*JOB:* Take each line containing the word "text" and copy it.
-=-=-=-=-
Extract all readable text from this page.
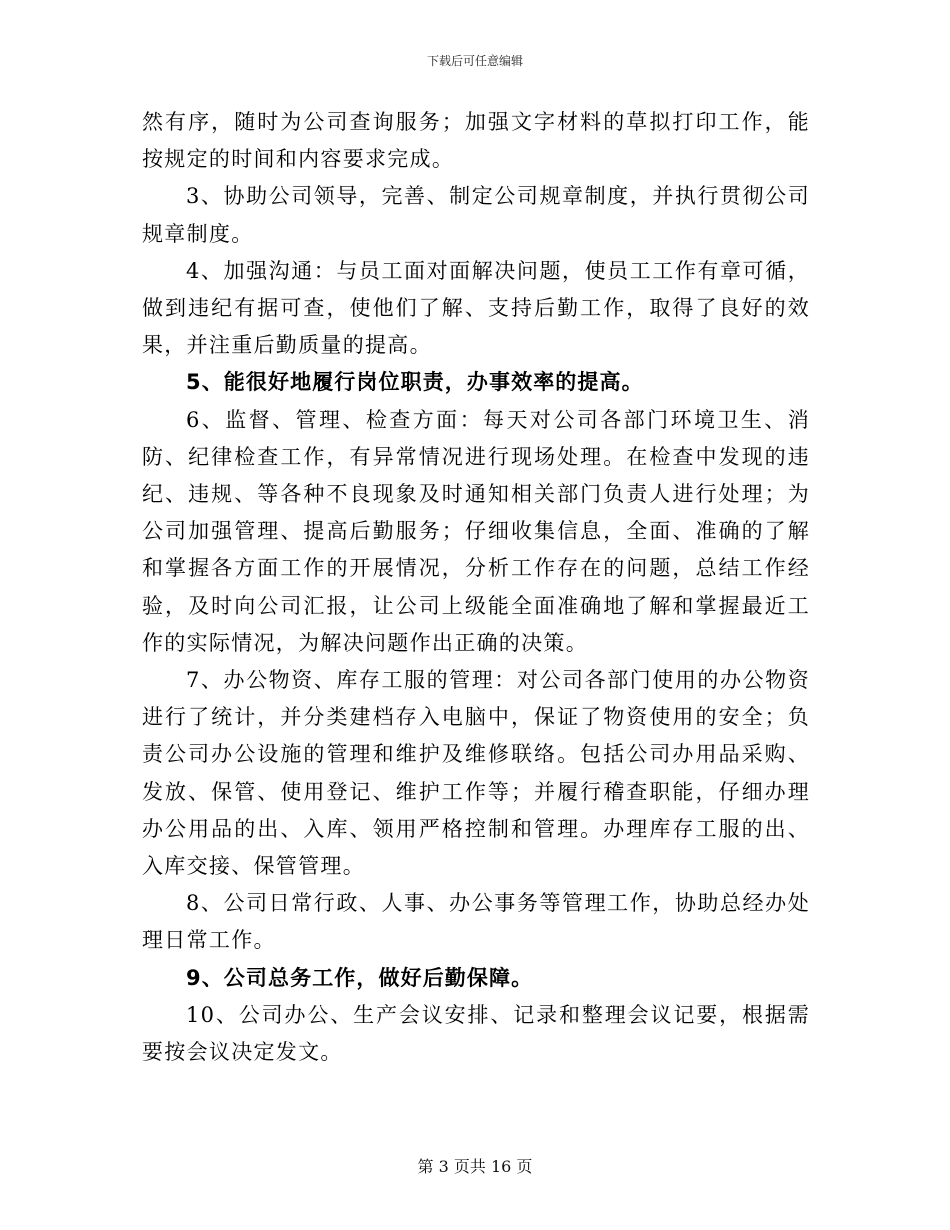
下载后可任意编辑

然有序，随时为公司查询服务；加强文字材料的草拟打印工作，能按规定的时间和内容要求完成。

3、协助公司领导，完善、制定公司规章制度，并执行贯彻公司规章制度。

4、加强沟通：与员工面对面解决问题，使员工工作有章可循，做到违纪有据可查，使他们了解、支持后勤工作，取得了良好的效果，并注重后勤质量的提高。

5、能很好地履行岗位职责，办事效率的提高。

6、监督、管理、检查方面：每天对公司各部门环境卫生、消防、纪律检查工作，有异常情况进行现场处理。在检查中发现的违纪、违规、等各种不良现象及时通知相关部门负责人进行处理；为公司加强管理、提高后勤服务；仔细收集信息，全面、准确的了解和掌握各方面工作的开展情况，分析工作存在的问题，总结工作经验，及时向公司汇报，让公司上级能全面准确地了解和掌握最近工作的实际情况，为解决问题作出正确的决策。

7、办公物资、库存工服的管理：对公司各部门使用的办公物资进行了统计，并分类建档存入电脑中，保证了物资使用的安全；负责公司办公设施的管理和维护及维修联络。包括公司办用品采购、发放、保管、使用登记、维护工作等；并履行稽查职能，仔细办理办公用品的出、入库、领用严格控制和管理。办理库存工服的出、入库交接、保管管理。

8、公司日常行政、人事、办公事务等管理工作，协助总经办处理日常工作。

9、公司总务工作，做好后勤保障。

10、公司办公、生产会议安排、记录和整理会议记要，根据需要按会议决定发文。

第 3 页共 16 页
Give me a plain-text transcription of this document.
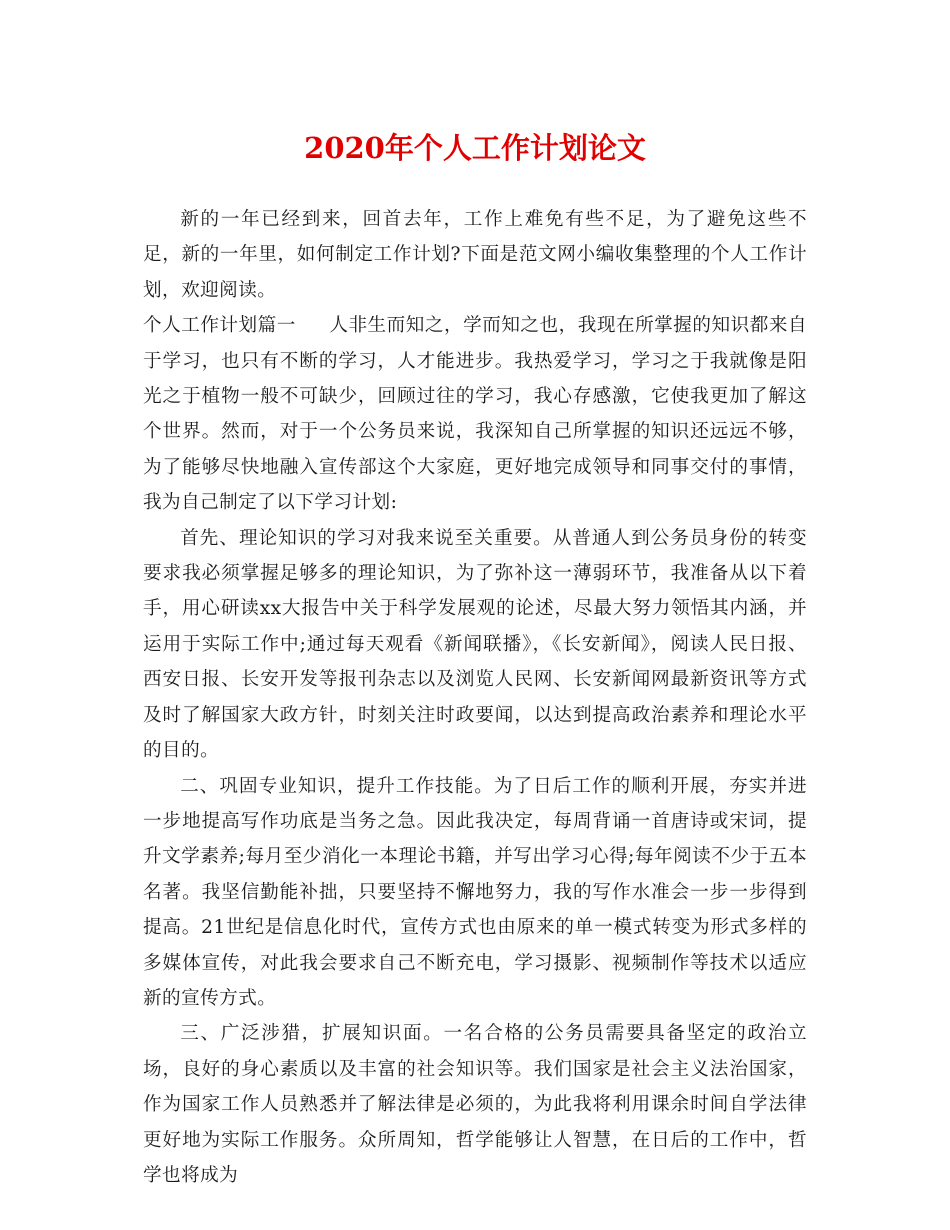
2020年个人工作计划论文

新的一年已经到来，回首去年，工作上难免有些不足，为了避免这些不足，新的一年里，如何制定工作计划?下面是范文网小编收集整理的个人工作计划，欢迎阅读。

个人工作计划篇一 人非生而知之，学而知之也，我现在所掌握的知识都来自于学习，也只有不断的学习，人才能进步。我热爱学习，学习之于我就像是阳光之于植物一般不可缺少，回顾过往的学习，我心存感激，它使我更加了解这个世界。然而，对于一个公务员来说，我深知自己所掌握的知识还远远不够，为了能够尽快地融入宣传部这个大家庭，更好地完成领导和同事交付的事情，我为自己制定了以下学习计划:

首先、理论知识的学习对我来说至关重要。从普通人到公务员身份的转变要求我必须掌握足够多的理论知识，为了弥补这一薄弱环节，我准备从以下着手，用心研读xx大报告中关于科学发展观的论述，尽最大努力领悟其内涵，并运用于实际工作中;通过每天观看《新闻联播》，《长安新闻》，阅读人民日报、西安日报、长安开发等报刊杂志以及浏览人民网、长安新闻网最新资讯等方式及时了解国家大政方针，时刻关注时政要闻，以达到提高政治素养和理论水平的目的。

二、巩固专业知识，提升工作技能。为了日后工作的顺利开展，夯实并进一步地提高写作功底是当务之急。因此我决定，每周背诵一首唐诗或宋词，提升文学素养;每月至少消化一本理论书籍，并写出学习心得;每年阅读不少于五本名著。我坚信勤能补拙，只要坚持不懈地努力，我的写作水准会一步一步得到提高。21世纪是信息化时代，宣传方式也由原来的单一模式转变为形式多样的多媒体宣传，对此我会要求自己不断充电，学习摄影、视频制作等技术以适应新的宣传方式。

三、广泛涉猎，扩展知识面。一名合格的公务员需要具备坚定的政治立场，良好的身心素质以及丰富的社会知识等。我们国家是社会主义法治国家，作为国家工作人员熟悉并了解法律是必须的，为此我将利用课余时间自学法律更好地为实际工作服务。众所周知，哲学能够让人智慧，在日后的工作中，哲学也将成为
-=-=-=-=-
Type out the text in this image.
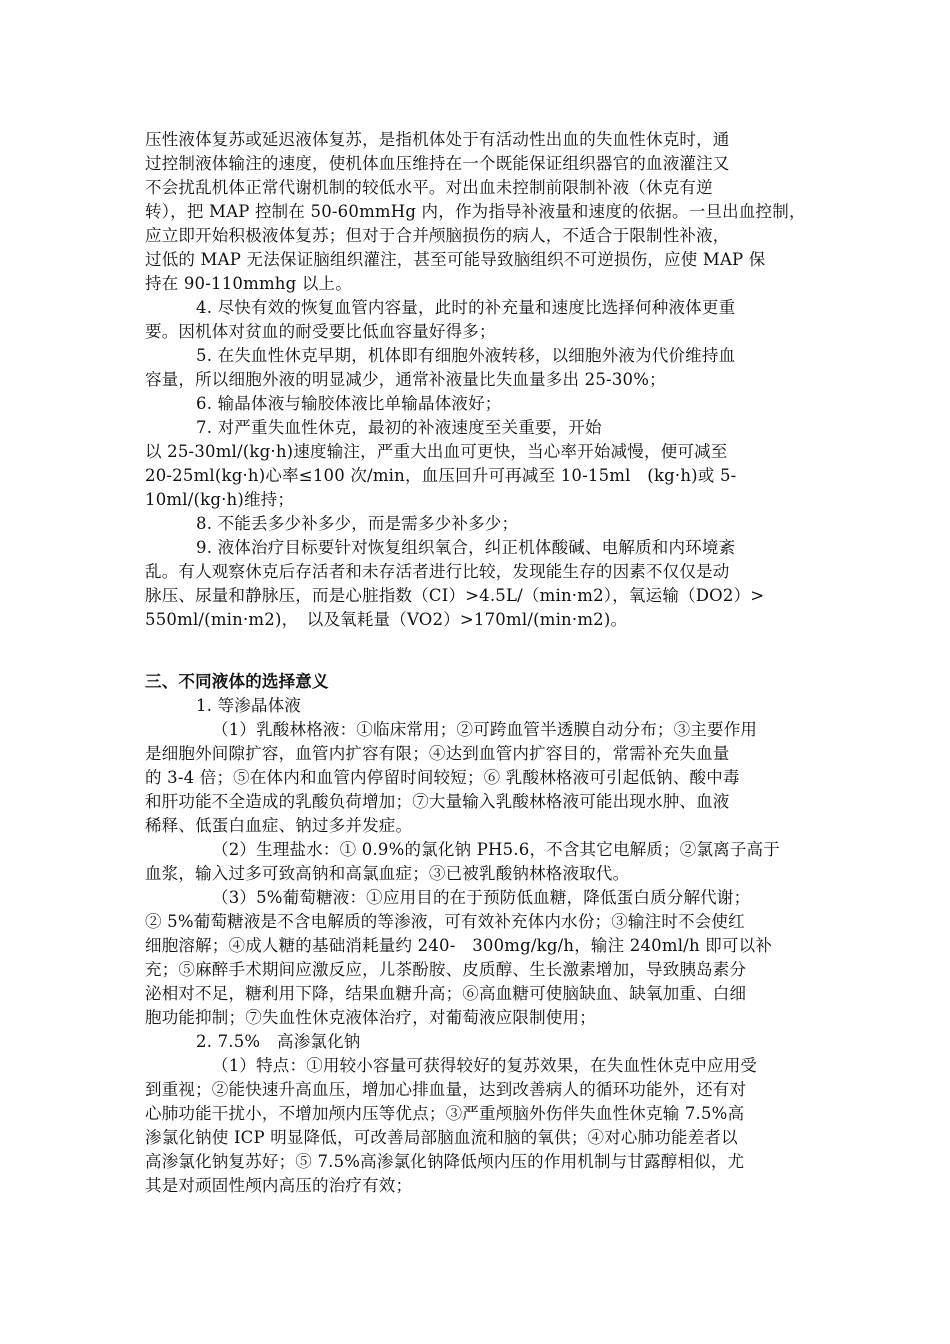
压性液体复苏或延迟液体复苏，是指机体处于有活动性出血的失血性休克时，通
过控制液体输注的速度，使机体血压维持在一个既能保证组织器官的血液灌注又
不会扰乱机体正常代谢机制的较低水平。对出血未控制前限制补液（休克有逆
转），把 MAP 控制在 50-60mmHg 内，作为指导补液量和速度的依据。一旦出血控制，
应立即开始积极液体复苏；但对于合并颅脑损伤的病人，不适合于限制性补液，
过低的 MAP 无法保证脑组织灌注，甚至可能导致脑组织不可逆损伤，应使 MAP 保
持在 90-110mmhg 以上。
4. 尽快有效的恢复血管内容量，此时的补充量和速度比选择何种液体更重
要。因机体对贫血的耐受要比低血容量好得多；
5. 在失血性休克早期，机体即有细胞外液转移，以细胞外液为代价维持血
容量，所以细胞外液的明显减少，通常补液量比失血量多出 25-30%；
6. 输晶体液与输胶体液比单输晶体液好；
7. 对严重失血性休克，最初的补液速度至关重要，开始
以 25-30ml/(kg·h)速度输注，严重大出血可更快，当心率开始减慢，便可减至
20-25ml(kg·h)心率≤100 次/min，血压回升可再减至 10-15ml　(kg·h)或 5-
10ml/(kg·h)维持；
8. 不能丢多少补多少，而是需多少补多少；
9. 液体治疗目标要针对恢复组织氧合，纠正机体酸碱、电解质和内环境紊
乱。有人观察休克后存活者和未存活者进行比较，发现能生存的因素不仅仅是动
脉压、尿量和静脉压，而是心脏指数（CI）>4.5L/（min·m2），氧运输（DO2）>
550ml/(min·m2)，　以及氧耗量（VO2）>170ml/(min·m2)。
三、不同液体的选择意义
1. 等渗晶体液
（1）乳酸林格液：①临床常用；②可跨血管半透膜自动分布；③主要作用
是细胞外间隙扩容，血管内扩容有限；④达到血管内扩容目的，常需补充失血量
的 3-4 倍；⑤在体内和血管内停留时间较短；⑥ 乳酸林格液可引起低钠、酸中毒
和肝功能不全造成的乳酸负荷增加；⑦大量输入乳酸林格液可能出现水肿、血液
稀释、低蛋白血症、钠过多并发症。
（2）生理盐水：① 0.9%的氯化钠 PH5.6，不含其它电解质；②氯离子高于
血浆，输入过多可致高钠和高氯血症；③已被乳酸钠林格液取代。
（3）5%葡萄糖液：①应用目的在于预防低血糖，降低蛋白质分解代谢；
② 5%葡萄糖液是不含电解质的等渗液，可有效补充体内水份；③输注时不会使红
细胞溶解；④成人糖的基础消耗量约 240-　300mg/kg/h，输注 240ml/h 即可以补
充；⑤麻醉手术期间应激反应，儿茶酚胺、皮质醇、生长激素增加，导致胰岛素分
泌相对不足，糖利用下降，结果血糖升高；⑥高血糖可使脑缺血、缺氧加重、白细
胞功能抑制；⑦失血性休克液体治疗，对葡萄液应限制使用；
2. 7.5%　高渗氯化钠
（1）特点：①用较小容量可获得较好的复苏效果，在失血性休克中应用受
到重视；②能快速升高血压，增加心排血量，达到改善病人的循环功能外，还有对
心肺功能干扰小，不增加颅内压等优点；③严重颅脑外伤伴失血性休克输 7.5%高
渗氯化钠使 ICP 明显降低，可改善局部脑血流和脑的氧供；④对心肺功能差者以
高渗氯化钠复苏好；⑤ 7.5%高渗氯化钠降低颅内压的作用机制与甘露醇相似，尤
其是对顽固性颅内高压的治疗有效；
-=-=-=-=-
*COMPLETED TASK:*
Extract all readable text from this page.
Give me a plain-text transcription of this document.
Type out the text in this image.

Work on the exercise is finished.